* Task description
In your copy, leave out the pictures and repeat the entries below exactly.

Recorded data
## Start
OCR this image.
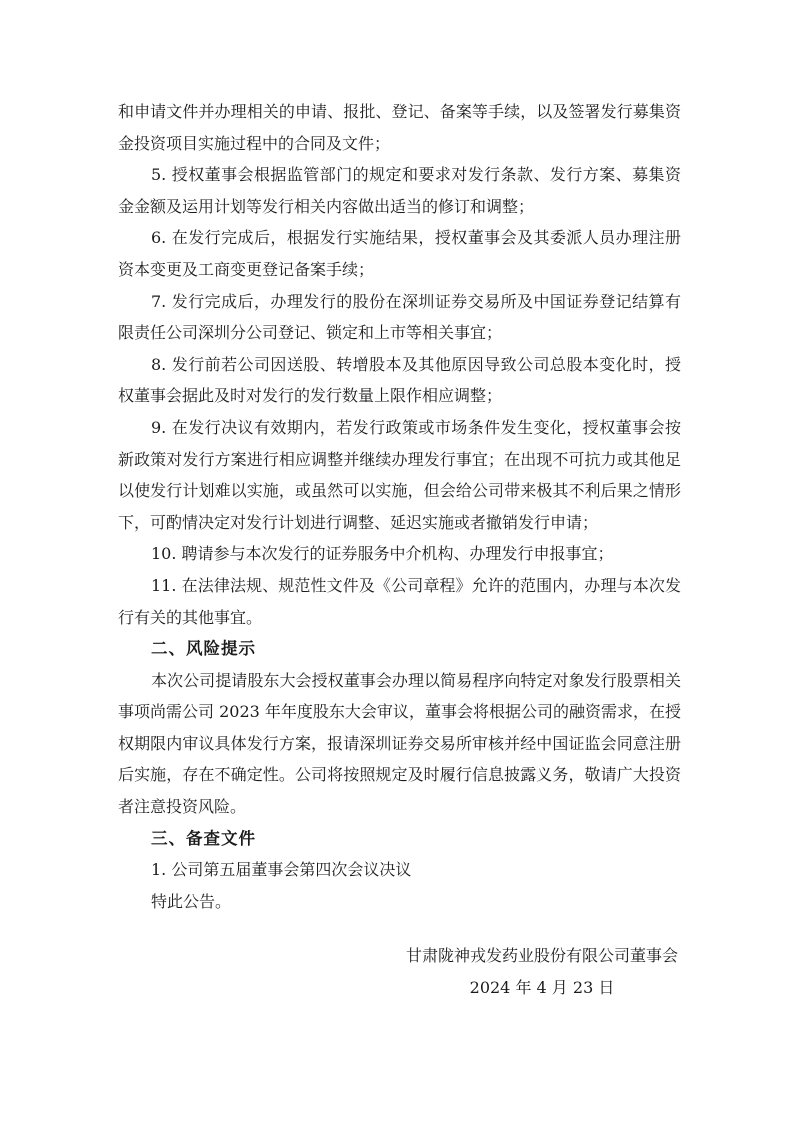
和申请文件并办理相关的申请、报批、登记、备案等手续，以及签署发行募集资金投资项目实施过程中的合同及文件；

5. 授权董事会根据监管部门的规定和要求对发行条款、发行方案、募集资金金额及运用计划等发行相关内容做出适当的修订和调整；

6. 在发行完成后，根据发行实施结果，授权董事会及其委派人员办理注册资本变更及工商变更登记备案手续；

7. 发行完成后，办理发行的股份在深圳证券交易所及中国证券登记结算有限责任公司深圳分公司登记、锁定和上市等相关事宜；

8. 发行前若公司因送股、转增股本及其他原因导致公司总股本变化时，授权董事会据此及时对发行的发行数量上限作相应调整；

9. 在发行决议有效期内，若发行政策或市场条件发生变化，授权董事会按新政策对发行方案进行相应调整并继续办理发行事宜；在出现不可抗力或其他足以使发行计划难以实施，或虽然可以实施，但会给公司带来极其不利后果之情形下，可酌情决定对发行计划进行调整、延迟实施或者撤销发行申请；

10. 聘请参与本次发行的证券服务中介机构、办理发行申报事宜；

11. 在法律法规、规范性文件及《公司章程》允许的范围内，办理与本次发行有关的其他事宜。

二、风险提示

本次公司提请股东大会授权董事会办理以简易程序向特定对象发行股票相关事项尚需公司 2023 年年度股东大会审议，董事会将根据公司的融资需求，在授权期限内审议具体发行方案，报请深圳证券交易所审核并经中国证监会同意注册后实施，存在不确定性。公司将按照规定及时履行信息披露义务，敬请广大投资者注意投资风险。

三、备查文件

1. 公司第五届董事会第四次会议决议

特此公告。

甘肃陇神戎发药业股份有限公司董事会

2024 年 4 月 23 日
## End
* Response to the exercise
OCR this image.
和申请文件并办理相关的申请、报批、登记、备案等手续，以及签署发行募集资金投资项目实施过程中的合同及文件；

5. 授权董事会根据监管部门的规定和要求对发行条款、发行方案、募集资金金额及运用计划等发行相关内容做出适当的修订和调整；

6. 在发行完成后，根据发行实施结果，授权董事会及其委派人员办理注册资本变更及工商变更登记备案手续；

7. 发行完成后，办理发行的股份在深圳证券交易所及中国证券登记结算有限责任公司深圳分公司登记、锁定和上市等相关事宜；

8. 发行前若公司因送股、转增股本及其他原因导致公司总股本变化时，授权董事会据此及时对发行的发行数量上限作相应调整；

9. 在发行决议有效期内，若发行政策或市场条件发生变化，授权董事会按新政策对发行方案进行相应调整并继续办理发行事宜；在出现不可抗力或其他足以使发行计划难以实施，或虽然可以实施，但会给公司带来极其不利后果之情形下，可酌情决定对发行计划进行调整、延迟实施或者撤销发行申请；

10. 聘请参与本次发行的证券服务中介机构、办理发行申报事宜；

11. 在法律法规、规范性文件及《公司章程》允许的范围内，办理与本次发行有关的其他事宜。

二、风险提示

本次公司提请股东大会授权董事会办理以简易程序向特定对象发行股票相关事项尚需公司 2023 年年度股东大会审议，董事会将根据公司的融资需求，在授权期限内审议具体发行方案，报请深圳证券交易所审核并经中国证监会同意注册后实施，存在不确定性。公司将按照规定及时履行信息披露义务，敬请广大投资者注意投资风险。

三、备查文件

1. 公司第五届董事会第四次会议决议

特此公告。

甘肃陇神戎发药业股份有限公司董事会

2024 年 4 月 23 日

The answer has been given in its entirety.